[What you are asked to do] Could you transcribe the forum thread word for word, starting at "Thus my point." and ending at "produces a facade."?

[Text passage]

>>>>

Thus my point. Except the comment is not how they are run but that opinions
expressed that don't tow the line are cut from the tree.

------
skookumchuck
I doubt censorship and speech codes ever changed anyone's mind. It just
produces a facade.

------
tus87
Wow TWO posts on front page of HN calling for censorship. What's going on?!?!

------
wutbrodo
I commented on this the last time it made the rounds, and the study's
methodology is flawed in a pretty central way.

From the paper:

> Hate speech and harassment are contentious topics, lacking clear
> definitions. As discussed above, the European Court of Human Rights notes
> that “no universally accepted definition of the term ‘hate speech’ exists”
> [48]. They adopt a definition including “comments which are necessarily
> directed against a person or particular group of people”, focusing on race,
> religion, “aggressive nationalism and ethnocentrism”, and homophobic speech
> [48].

> This definition provides a useful starting point, but it is difficult to
> operationalize at scale. We therefore take a usage-based approach: given
> that Reddit has banned the r/fatpeoplehate and r/CoonTown forums, we focus
> on textual content that is distinctively characteristic of these forums.

<<<<

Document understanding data
>>>>

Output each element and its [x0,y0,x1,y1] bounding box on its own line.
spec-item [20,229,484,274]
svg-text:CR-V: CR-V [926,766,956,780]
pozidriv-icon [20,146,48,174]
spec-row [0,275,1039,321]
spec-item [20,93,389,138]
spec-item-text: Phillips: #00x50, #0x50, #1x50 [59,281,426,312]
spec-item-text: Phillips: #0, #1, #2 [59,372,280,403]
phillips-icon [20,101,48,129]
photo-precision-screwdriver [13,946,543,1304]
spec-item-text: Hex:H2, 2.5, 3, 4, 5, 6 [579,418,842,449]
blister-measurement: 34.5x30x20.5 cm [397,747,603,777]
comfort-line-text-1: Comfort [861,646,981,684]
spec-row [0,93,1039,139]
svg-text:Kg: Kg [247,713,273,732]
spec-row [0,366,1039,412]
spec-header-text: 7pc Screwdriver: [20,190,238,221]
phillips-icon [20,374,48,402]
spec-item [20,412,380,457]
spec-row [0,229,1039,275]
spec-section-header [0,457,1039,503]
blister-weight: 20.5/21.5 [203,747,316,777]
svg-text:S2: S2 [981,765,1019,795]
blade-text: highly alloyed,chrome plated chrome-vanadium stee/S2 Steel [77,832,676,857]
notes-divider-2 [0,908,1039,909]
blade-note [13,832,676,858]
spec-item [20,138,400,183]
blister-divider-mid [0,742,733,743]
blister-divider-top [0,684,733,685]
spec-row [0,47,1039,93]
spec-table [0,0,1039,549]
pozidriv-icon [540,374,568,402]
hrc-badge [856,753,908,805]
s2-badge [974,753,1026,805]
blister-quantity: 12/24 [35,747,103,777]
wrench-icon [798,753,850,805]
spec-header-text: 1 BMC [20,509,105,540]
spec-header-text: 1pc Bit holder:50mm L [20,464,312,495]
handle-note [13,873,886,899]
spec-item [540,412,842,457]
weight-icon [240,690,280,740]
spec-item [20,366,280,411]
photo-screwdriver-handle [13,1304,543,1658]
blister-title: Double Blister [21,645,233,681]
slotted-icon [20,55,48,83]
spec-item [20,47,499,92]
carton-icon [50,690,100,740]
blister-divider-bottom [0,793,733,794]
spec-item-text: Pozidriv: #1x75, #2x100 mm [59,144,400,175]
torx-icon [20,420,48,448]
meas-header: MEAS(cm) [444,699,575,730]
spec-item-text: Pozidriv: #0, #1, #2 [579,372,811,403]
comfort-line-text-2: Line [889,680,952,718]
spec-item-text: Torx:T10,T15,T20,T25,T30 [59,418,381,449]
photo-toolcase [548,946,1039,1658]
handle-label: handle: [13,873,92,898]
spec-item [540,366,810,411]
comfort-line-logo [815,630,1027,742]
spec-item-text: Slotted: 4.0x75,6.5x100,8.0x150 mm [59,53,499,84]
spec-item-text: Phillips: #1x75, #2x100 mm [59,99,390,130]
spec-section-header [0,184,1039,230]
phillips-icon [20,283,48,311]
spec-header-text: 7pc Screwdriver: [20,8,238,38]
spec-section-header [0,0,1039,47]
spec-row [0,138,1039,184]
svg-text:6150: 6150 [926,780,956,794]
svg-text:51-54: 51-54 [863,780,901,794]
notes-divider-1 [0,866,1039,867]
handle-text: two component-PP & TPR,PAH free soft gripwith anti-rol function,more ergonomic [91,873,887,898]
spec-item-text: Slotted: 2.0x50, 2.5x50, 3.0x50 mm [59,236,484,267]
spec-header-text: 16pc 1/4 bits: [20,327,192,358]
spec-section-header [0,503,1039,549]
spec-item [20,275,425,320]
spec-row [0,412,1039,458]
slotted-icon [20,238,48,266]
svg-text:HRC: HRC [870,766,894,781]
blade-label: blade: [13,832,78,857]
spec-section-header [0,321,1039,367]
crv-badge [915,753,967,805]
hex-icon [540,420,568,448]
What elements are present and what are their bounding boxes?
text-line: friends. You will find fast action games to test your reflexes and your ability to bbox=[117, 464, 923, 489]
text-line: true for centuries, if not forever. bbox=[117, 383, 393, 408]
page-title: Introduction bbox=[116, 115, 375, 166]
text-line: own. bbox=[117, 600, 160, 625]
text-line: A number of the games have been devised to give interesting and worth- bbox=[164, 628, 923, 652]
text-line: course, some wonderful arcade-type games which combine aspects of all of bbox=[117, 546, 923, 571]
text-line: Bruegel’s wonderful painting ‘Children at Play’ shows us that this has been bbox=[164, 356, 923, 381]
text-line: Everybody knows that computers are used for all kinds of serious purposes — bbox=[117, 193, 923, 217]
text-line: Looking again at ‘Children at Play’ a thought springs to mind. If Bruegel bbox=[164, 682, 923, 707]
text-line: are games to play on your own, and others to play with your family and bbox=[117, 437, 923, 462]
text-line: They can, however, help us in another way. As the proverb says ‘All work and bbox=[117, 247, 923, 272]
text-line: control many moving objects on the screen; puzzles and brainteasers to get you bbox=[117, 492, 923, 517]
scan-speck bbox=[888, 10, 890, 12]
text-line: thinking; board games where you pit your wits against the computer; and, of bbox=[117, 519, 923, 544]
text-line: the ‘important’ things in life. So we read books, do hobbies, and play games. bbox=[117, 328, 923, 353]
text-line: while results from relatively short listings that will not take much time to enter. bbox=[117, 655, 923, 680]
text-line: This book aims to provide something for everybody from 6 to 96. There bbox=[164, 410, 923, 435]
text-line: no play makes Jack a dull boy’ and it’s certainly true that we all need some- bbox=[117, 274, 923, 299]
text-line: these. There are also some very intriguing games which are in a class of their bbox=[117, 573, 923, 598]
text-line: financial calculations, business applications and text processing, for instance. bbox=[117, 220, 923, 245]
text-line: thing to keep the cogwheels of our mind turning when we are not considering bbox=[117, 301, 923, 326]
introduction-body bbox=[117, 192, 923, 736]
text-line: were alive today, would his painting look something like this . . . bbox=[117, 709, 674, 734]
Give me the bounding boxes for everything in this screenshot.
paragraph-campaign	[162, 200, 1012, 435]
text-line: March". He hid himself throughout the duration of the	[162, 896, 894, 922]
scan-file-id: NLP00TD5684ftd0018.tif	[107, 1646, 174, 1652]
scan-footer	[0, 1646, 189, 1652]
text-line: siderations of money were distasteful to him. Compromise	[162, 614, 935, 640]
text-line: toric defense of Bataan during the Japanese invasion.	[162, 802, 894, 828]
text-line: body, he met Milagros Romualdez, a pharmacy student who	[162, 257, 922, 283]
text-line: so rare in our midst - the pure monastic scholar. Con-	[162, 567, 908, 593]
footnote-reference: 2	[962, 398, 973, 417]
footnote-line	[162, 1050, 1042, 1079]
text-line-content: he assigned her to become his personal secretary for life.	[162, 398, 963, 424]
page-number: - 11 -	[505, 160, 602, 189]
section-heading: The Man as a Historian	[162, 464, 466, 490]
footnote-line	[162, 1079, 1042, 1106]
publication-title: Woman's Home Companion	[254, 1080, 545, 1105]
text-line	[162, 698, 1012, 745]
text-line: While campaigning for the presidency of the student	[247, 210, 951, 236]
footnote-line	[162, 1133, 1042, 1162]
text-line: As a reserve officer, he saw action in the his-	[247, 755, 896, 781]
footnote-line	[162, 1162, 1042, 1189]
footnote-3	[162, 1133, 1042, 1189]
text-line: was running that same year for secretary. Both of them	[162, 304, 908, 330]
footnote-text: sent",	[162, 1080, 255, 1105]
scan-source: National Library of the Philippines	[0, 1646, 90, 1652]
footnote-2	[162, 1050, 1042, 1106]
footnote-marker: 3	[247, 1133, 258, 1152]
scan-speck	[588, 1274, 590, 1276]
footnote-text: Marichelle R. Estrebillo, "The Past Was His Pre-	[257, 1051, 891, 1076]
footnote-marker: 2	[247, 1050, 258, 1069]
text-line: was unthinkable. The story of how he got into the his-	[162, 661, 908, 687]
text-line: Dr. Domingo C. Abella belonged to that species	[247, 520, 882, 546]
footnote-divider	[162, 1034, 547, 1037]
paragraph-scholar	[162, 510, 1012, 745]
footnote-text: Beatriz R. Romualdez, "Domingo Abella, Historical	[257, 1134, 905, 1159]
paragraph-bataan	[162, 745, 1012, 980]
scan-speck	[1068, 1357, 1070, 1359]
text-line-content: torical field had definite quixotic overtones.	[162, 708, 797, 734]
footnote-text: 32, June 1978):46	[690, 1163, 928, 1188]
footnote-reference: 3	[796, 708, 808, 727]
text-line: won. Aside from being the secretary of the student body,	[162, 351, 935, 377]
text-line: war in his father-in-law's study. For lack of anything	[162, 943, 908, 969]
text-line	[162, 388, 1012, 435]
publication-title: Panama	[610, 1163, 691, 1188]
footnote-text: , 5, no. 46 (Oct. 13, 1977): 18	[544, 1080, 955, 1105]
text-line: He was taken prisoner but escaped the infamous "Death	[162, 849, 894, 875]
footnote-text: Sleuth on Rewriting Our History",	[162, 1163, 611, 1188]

<<<<

[Solution to the problem]
Thus my point. Except the comment is not how they are run but that opinions
expressed that don't tow the line are cut from the tree.

------
skookumchuck
I doubt censorship and speech codes ever changed anyone's mind. It just
produces a facade.